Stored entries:
::::::

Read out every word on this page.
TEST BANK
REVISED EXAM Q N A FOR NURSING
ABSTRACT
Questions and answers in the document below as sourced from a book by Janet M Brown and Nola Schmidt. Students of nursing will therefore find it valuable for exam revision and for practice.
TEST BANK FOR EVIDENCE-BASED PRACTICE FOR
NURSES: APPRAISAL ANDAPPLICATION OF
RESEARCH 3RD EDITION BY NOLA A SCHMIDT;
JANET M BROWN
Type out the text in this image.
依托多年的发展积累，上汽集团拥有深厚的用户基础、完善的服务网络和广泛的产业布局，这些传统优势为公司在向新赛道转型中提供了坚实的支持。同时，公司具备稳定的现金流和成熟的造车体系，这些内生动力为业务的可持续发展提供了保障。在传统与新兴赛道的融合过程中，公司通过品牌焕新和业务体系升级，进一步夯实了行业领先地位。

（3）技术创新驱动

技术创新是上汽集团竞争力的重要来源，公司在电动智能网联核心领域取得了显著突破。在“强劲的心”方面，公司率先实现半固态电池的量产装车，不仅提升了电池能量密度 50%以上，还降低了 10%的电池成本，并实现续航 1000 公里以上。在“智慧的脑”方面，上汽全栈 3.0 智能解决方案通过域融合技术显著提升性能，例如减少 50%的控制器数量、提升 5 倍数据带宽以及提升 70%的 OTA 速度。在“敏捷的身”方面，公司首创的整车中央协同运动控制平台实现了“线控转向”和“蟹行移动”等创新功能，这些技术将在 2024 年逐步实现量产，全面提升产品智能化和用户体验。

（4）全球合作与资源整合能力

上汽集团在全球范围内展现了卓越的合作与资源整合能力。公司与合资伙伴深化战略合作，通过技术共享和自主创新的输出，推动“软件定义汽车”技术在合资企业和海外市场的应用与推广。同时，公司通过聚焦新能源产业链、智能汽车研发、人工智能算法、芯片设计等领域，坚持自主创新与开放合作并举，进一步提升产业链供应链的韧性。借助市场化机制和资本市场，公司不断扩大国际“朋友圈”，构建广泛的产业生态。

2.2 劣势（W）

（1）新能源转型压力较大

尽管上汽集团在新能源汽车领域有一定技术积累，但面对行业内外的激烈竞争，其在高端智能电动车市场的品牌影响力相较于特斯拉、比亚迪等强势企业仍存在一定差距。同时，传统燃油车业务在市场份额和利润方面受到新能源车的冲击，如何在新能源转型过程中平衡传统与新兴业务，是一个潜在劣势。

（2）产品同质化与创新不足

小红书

::::::

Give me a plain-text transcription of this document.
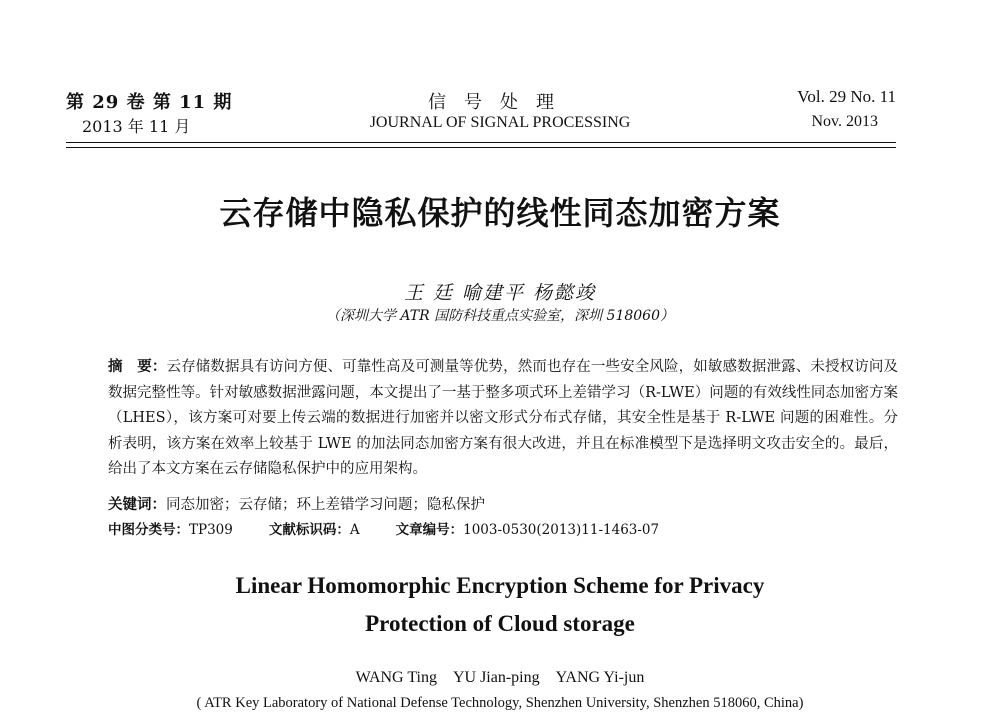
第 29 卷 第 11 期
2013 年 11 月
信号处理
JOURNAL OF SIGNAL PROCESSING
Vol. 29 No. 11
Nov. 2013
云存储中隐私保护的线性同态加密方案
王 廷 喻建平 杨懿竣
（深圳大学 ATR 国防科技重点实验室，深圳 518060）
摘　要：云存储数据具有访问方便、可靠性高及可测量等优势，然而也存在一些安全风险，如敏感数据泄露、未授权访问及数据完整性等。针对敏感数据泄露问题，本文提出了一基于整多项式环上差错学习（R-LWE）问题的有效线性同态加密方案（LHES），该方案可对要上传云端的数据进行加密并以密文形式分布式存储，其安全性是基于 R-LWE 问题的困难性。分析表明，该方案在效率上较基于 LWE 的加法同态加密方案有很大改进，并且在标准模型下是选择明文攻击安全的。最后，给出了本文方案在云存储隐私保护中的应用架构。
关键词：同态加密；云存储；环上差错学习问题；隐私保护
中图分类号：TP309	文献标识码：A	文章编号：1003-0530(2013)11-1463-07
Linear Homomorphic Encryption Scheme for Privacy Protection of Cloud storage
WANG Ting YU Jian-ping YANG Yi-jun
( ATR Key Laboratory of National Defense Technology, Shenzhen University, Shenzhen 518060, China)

::::::

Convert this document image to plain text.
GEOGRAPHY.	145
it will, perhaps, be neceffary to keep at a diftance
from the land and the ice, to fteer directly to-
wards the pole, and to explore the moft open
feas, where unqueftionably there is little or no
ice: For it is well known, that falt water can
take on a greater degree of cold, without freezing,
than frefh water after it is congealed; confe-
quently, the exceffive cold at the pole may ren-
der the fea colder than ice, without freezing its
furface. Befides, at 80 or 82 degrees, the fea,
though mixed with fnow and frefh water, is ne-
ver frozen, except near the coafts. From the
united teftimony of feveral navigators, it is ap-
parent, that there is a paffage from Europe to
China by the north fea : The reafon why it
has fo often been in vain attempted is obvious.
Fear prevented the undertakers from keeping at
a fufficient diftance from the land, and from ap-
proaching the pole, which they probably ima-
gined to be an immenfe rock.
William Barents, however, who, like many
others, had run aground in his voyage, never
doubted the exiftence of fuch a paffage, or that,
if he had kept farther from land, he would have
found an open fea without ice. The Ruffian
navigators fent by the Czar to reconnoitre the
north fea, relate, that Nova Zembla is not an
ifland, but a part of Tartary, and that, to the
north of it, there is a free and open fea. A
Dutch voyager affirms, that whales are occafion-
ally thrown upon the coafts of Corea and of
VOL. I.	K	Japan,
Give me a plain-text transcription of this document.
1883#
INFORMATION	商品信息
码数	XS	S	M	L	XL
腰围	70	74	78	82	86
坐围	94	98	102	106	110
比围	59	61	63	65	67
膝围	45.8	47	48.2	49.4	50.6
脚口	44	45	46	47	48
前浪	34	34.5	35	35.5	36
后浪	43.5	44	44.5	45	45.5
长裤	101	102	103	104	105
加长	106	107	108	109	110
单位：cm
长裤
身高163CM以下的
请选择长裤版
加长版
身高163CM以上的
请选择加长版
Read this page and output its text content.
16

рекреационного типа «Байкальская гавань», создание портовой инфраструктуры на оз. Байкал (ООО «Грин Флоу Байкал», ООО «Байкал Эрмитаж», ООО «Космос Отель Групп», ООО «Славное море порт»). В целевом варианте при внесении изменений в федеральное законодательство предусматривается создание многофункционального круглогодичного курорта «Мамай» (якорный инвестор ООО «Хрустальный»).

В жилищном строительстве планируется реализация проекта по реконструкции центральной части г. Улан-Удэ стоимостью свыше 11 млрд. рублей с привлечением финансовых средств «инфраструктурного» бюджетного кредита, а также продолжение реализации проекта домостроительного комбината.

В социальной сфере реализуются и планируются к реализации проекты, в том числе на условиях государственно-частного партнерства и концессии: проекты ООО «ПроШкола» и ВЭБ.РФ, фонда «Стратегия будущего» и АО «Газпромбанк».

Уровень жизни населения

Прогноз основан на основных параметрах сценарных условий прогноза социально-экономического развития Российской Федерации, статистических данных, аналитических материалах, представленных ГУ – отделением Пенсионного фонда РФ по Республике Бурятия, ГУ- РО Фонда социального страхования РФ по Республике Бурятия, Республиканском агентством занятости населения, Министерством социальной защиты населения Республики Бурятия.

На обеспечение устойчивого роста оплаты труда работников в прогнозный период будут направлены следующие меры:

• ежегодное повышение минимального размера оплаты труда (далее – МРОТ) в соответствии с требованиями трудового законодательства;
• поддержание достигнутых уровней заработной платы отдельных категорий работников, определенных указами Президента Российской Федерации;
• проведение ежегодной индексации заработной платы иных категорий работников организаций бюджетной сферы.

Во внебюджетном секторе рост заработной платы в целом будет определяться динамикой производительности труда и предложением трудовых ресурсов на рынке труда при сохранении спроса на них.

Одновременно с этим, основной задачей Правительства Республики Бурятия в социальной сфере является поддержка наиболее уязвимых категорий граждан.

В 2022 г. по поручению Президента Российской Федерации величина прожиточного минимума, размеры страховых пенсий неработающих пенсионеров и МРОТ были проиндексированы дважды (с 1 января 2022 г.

::::::

**Task objective**
Copy out every line of the data that includes the word "page".

**The result**
Read out every word on this page.
Read this page and output its text content.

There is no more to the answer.